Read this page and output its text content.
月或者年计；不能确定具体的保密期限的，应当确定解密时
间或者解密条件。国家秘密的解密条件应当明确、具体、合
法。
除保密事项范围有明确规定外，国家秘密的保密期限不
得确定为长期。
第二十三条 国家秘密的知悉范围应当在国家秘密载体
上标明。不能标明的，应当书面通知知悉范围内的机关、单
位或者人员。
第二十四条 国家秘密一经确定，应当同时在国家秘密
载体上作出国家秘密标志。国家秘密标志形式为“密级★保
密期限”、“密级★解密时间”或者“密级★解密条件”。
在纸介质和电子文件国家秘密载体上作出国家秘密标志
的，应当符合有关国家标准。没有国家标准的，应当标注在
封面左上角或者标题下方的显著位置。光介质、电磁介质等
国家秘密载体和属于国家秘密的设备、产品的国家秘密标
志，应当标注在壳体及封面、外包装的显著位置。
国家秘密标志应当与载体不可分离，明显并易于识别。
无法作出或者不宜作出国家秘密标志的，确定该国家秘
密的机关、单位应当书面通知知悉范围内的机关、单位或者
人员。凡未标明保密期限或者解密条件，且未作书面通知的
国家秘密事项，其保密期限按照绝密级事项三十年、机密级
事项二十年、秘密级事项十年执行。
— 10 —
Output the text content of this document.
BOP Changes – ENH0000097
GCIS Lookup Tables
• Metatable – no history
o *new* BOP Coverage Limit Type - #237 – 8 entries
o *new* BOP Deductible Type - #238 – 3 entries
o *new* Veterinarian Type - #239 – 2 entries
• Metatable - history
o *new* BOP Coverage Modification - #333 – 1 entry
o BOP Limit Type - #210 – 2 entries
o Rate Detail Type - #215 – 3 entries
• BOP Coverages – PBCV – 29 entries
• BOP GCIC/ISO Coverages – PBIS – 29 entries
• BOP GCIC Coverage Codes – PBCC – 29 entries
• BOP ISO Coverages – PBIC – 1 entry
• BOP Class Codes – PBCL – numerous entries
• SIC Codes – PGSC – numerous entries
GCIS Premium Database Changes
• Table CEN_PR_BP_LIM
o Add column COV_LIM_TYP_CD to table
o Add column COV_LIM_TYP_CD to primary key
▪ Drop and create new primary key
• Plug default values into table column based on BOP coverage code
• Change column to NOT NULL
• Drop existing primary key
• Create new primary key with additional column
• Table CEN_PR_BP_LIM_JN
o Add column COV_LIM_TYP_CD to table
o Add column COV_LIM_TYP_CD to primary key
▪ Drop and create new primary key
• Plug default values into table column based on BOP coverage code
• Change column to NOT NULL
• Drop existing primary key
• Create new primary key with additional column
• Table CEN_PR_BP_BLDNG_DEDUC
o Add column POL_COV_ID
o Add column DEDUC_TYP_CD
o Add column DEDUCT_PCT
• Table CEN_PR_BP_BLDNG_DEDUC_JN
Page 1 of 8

§

AIM OF THE TASK
Retype the entries exactly, including every line.

ANSWER TO THIS TASK
Read this page and output its text content.
月或者年计；不能确定具体的保密期限的，应当确定解密时
间或者解密条件。国家秘密的解密条件应当明确、具体、合
法。
除保密事项范围有明确规定外，国家秘密的保密期限不
得确定为长期。
第二十三条 国家秘密的知悉范围应当在国家秘密载体
上标明。不能标明的，应当书面通知知悉范围内的机关、单
位或者人员。
第二十四条 国家秘密一经确定，应当同时在国家秘密
载体上作出国家秘密标志。国家秘密标志形式为“密级★保
密期限”、“密级★解密时间”或者“密级★解密条件”。
在纸介质和电子文件国家秘密载体上作出国家秘密标志
的，应当符合有关国家标准。没有国家标准的，应当标注在
封面左上角或者标题下方的显著位置。光介质、电磁介质等
国家秘密载体和属于国家秘密的设备、产品的国家秘密标
志，应当标注在壳体及封面、外包装的显著位置。
国家秘密标志应当与载体不可分离，明显并易于识别。
无法作出或者不宜作出国家秘密标志的，确定该国家秘
密的机关、单位应当书面通知知悉范围内的机关、单位或者
人员。凡未标明保密期限或者解密条件，且未作书面通知的
国家秘密事项，其保密期限按照绝密级事项三十年、机密级
事项二十年、秘密级事项十年执行。
— 10 —
Output the text content of this document.
BOP Changes – ENH0000097
GCIS Lookup Tables
• Metatable – no history
o *new* BOP Coverage Limit Type - #237 – 8 entries
o *new* BOP Deductible Type - #238 – 3 entries
o *new* Veterinarian Type - #239 – 2 entries
• Metatable - history
o *new* BOP Coverage Modification - #333 – 1 entry
o BOP Limit Type - #210 – 2 entries
o Rate Detail Type - #215 – 3 entries
• BOP Coverages – PBCV – 29 entries
• BOP GCIC/ISO Coverages – PBIS – 29 entries
• BOP GCIC Coverage Codes – PBCC – 29 entries
• BOP ISO Coverages – PBIC – 1 entry
• BOP Class Codes – PBCL – numerous entries
• SIC Codes – PGSC – numerous entries
GCIS Premium Database Changes
• Table CEN_PR_BP_LIM
o Add column COV_LIM_TYP_CD to table
o Add column COV_LIM_TYP_CD to primary key
▪ Drop and create new primary key
• Plug default values into table column based on BOP coverage code
• Change column to NOT NULL
• Drop existing primary key
• Create new primary key with additional column
• Table CEN_PR_BP_LIM_JN
o Add column COV_LIM_TYP_CD to table
o Add column COV_LIM_TYP_CD to primary key
▪ Drop and create new primary key
• Plug default values into table column based on BOP coverage code
• Change column to NOT NULL
• Drop existing primary key
• Create new primary key with additional column
• Table CEN_PR_BP_BLDNG_DEDUC
o Add column POL_COV_ID
o Add column DEDUC_TYP_CD
o Add column DEDUCT_PCT
• Table CEN_PR_BP_BLDNG_DEDUC_JN
Page 1 of 8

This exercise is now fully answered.